Exercise materials →
-- Begin --
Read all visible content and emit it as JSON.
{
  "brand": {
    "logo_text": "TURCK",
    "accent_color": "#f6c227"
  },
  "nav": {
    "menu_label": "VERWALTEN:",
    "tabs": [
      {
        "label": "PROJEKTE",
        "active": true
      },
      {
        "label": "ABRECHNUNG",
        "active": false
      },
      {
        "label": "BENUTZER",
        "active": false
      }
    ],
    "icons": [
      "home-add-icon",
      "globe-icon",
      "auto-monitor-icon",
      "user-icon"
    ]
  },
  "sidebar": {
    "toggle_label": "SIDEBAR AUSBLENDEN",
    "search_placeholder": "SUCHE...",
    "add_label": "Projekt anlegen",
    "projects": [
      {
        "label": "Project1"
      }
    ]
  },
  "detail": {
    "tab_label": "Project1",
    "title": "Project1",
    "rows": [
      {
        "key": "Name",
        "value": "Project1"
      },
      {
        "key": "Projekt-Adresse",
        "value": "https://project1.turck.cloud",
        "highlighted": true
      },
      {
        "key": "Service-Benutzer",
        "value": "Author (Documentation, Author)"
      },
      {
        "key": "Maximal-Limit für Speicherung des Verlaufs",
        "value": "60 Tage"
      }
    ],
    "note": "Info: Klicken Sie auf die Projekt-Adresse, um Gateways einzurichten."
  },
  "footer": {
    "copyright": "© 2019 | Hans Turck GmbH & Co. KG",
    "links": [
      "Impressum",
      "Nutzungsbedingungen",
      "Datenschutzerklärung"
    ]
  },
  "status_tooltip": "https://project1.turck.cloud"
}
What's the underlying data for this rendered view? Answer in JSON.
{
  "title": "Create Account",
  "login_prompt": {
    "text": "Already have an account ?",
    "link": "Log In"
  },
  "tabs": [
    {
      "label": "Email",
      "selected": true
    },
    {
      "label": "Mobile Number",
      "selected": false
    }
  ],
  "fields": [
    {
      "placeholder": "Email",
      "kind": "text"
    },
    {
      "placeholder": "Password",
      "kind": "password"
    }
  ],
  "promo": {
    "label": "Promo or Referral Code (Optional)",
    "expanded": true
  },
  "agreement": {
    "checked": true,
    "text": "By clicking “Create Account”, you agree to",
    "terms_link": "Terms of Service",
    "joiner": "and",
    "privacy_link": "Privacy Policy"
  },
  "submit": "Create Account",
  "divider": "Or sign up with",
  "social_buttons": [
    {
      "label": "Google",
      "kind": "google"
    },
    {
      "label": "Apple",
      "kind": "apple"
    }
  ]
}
-- End --
-- Begin --
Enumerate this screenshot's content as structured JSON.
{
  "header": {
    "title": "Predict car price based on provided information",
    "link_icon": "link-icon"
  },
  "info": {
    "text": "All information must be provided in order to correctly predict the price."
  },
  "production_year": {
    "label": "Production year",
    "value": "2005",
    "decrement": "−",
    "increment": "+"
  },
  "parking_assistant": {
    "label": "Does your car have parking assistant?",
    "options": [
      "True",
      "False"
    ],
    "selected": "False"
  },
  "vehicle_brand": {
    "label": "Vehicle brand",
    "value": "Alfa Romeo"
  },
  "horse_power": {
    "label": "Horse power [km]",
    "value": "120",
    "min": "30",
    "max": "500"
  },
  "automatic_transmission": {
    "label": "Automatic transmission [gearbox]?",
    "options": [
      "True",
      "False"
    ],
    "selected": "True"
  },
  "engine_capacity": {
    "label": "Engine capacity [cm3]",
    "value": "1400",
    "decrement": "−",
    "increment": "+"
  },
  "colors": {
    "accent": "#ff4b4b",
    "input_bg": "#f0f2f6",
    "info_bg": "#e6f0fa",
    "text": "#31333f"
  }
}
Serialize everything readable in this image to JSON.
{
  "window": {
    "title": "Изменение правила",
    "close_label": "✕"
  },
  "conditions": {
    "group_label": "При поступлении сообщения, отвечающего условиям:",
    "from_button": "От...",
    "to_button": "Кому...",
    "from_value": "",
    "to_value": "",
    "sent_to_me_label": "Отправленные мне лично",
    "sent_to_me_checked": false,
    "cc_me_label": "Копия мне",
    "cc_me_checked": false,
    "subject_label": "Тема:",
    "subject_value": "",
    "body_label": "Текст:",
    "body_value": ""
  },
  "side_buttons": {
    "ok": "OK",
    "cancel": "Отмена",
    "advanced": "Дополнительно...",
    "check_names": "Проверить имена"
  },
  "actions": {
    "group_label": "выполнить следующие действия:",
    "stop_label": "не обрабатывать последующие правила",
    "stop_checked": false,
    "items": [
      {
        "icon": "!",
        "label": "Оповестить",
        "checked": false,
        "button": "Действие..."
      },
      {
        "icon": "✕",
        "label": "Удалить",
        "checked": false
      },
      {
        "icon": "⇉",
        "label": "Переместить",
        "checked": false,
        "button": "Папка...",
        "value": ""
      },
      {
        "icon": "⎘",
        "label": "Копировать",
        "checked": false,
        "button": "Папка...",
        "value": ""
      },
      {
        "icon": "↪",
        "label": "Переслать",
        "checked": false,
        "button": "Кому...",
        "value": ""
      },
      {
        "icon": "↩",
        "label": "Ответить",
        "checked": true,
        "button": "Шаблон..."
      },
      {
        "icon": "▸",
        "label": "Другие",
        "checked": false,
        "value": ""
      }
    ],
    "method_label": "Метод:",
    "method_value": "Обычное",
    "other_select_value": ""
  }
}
-- End --
Exercise → For the material, find the number of lines holding the word "kind" and give that figure and nothing more.

Solution for this problem → 4